### DIRECTION
Return every line of the data below that includes the string "Emily".

----------------

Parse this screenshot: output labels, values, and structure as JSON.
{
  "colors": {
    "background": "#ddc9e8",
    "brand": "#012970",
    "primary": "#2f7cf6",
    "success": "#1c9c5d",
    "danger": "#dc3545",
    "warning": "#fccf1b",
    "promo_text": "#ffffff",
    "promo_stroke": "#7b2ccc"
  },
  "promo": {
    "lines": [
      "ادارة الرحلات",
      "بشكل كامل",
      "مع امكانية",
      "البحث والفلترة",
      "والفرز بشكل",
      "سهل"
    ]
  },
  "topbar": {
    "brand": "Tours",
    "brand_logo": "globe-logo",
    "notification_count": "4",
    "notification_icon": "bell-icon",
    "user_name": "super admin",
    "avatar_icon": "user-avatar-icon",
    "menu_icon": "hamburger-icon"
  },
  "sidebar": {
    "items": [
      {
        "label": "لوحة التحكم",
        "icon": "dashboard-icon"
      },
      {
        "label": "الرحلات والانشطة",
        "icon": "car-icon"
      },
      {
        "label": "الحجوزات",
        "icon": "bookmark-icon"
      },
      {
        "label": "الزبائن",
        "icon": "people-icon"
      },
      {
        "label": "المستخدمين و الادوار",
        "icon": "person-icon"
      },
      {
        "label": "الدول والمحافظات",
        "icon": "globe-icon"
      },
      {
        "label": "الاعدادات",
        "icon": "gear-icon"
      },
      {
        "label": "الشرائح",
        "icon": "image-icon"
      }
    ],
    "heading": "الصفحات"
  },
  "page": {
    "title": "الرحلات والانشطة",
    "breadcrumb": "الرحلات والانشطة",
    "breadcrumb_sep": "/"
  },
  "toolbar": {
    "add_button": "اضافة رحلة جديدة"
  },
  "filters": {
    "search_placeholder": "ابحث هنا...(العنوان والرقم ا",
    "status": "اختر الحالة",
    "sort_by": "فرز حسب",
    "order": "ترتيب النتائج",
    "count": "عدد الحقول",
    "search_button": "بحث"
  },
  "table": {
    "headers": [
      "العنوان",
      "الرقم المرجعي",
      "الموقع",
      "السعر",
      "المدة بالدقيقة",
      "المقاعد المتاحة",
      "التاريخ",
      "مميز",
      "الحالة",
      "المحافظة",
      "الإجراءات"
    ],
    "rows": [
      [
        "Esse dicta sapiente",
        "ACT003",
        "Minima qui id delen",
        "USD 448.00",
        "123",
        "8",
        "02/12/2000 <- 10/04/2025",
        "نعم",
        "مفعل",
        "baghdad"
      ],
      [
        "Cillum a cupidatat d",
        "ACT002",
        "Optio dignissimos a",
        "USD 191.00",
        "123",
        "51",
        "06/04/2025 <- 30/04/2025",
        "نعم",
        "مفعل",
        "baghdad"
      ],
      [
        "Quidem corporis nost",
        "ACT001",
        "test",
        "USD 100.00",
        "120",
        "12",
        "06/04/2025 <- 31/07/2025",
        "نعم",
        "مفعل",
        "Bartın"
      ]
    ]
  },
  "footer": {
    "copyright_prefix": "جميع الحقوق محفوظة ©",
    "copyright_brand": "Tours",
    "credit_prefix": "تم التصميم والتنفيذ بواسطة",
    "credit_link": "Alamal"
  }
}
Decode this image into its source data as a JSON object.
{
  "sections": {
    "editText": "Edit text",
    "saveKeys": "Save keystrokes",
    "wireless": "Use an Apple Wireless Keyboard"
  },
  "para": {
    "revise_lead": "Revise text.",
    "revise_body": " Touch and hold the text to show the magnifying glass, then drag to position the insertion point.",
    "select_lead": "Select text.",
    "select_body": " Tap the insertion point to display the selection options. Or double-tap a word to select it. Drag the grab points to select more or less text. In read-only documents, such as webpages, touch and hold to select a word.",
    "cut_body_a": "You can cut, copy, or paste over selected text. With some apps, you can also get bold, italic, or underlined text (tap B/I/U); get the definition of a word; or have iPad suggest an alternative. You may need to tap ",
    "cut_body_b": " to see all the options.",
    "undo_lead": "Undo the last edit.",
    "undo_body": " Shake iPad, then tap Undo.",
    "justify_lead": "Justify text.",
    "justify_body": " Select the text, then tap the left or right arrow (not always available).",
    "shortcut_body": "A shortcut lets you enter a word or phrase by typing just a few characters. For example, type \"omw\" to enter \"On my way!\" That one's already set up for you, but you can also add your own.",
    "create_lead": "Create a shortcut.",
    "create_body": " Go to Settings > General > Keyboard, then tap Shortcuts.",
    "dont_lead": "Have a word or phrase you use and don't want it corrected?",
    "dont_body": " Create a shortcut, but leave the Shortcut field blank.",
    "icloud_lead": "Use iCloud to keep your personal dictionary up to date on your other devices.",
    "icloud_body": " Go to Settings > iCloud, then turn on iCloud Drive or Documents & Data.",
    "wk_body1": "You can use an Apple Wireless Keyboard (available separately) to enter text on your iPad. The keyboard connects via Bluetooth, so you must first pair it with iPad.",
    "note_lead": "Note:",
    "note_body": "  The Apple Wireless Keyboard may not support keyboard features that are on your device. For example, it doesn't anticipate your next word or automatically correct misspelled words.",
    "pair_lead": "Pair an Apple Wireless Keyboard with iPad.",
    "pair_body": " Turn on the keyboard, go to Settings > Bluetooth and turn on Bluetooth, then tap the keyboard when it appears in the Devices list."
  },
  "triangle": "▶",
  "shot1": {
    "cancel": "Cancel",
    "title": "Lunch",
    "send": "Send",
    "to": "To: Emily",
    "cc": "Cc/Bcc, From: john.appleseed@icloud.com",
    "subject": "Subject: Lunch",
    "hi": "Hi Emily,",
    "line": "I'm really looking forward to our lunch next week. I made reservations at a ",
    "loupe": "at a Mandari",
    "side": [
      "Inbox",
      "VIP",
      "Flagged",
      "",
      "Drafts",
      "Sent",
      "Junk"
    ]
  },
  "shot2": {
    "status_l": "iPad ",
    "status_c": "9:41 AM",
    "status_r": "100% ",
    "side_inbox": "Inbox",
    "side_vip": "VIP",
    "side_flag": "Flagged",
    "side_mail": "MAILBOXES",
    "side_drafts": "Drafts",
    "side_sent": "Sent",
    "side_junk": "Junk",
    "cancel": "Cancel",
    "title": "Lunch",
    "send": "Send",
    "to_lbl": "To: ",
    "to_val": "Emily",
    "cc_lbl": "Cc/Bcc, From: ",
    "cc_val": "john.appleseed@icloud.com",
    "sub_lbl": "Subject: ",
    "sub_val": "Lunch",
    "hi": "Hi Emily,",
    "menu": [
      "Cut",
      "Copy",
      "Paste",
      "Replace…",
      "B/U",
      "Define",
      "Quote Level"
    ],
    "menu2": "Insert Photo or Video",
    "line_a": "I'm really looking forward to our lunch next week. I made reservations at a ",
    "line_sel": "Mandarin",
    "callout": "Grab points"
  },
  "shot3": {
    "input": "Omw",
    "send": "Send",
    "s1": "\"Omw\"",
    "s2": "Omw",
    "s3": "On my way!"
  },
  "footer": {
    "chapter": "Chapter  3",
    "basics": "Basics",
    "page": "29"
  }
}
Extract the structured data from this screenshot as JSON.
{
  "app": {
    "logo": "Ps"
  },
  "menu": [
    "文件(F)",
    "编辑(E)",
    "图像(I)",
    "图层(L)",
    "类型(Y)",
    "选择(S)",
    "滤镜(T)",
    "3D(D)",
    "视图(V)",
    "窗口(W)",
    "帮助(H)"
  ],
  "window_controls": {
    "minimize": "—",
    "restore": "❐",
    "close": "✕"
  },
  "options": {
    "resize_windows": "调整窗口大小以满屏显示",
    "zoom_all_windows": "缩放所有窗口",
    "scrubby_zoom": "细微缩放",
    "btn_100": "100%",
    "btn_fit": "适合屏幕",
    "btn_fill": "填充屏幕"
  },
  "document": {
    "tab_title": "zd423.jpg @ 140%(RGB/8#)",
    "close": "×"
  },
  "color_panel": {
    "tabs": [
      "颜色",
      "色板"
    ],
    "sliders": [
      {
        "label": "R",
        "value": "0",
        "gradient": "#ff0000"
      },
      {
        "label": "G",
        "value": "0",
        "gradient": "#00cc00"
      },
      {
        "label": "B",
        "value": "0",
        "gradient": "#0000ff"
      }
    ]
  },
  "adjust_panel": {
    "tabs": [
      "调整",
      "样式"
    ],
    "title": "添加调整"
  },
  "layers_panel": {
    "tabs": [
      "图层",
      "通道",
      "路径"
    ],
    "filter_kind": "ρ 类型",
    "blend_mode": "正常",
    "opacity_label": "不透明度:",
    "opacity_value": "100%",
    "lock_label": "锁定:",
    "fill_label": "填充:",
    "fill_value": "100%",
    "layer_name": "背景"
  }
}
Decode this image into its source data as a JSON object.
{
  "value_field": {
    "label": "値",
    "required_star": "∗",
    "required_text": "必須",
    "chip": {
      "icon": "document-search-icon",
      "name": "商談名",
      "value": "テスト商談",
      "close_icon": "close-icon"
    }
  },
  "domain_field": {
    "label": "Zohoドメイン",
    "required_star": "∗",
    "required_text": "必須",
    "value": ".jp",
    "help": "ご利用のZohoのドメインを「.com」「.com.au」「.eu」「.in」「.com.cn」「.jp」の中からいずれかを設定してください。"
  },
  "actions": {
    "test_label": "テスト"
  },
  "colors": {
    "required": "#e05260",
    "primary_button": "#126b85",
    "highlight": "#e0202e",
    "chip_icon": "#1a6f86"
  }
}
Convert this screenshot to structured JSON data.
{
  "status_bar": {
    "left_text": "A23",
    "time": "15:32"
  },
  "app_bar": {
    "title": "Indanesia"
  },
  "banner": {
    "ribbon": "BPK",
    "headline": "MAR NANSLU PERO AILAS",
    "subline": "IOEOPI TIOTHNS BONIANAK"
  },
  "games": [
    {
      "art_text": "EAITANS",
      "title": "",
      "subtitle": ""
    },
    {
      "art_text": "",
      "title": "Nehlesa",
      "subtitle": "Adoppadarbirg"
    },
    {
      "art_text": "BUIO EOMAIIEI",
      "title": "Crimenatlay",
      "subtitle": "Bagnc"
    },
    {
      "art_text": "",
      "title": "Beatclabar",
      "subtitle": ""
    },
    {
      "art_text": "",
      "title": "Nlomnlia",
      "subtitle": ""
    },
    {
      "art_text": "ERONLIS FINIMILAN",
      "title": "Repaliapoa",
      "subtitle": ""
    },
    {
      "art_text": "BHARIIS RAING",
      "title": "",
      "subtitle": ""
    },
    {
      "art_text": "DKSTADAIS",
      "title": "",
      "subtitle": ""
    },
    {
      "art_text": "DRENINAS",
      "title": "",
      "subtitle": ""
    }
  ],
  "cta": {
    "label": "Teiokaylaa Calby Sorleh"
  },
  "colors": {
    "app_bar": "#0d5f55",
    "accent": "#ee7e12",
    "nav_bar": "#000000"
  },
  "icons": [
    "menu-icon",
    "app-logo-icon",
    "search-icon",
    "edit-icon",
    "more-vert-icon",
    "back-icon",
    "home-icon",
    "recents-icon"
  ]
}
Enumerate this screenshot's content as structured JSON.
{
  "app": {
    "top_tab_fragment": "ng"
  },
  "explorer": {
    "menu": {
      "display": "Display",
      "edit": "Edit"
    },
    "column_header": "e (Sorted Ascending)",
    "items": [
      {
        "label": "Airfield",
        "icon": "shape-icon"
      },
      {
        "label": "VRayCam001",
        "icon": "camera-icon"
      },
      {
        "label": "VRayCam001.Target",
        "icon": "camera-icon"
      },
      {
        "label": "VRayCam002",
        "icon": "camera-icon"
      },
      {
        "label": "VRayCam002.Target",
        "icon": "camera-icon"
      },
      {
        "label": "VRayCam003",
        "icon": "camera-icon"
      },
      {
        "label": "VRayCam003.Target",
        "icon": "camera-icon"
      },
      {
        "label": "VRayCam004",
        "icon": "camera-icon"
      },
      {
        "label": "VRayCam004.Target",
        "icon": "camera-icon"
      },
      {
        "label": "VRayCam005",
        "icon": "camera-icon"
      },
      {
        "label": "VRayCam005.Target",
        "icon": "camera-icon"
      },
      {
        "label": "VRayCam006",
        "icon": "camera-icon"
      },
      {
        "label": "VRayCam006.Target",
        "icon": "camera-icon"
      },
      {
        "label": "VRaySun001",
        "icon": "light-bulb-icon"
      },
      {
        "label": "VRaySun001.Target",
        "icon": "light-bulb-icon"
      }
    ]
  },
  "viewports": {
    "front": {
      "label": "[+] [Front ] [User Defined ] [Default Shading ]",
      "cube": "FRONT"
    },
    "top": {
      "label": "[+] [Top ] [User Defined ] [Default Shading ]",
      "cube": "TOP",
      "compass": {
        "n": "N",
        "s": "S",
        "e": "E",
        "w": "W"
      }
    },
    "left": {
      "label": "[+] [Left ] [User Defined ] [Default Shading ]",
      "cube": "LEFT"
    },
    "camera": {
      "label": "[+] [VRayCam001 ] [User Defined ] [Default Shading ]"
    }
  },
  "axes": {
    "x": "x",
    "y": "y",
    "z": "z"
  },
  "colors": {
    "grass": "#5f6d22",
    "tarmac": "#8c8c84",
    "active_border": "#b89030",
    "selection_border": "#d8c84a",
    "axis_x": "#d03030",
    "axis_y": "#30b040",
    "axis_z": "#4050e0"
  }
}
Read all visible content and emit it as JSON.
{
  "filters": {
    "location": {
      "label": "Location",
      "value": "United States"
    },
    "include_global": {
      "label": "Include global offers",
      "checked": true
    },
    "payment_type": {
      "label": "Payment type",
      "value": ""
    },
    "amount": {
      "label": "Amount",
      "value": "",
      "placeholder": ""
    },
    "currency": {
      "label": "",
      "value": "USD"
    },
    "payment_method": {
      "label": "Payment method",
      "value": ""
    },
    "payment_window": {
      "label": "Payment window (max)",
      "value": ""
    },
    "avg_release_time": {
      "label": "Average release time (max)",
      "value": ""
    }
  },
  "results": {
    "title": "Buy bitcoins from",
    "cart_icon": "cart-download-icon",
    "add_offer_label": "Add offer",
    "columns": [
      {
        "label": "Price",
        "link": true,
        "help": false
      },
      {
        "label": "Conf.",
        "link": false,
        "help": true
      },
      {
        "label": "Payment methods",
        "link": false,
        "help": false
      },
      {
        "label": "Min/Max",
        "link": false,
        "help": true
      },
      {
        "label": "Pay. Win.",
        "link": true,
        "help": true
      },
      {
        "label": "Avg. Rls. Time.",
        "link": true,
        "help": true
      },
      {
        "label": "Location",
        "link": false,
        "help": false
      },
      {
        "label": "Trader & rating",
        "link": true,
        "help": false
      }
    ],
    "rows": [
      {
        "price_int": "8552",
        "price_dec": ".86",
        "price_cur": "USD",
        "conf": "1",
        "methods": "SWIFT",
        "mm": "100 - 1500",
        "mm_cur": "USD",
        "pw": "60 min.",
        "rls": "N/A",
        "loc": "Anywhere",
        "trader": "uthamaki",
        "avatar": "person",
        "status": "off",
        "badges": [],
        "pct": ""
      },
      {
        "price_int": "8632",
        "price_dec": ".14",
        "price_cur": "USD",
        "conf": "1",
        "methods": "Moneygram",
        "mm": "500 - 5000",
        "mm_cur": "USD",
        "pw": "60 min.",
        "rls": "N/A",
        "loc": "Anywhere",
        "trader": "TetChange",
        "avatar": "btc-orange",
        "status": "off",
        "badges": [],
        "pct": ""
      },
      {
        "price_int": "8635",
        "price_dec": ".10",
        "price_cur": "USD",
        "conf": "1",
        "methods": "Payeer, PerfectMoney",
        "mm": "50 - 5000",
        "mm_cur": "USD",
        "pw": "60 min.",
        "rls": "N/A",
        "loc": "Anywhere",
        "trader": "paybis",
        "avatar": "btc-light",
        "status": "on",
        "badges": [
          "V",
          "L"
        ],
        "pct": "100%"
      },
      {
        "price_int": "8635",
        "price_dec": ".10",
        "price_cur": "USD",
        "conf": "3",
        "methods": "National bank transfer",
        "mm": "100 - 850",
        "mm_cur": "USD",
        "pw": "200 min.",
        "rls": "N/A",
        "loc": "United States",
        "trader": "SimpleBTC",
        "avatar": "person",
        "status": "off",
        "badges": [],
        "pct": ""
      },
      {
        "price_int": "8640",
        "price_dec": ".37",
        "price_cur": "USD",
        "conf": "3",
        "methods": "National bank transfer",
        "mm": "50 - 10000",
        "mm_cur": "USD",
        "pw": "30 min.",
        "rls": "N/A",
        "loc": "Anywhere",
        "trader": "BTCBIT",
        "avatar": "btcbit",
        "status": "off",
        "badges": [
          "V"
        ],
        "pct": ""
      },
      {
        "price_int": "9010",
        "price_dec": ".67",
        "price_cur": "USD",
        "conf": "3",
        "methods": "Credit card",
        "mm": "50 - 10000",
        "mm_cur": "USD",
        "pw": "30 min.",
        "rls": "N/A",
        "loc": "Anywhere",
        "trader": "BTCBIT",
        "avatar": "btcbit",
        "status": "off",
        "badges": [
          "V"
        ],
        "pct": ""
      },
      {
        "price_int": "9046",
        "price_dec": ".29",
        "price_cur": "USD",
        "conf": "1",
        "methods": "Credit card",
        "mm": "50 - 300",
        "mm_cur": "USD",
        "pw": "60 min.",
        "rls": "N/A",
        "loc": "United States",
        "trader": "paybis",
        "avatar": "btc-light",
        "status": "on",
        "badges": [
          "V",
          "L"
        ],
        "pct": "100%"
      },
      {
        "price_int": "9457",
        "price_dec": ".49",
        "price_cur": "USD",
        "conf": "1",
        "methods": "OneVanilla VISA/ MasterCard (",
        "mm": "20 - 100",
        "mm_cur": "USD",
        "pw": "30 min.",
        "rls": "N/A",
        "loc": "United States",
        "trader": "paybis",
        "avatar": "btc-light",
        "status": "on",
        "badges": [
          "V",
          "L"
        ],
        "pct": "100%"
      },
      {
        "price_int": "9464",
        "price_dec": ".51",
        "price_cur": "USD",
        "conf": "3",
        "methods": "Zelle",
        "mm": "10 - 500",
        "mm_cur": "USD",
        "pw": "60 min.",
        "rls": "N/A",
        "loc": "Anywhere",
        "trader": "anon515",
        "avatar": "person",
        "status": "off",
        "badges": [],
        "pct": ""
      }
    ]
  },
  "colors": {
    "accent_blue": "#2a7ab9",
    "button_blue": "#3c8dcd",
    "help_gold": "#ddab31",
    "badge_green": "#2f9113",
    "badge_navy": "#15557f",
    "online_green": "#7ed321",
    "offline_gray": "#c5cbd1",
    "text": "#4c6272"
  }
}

----------------

### CORRECT ANSWER
    "to": "To: Emily",
    "hi": "Hi Emily,",
    "to_val": "Emily",
    "hi": "Hi Emily,",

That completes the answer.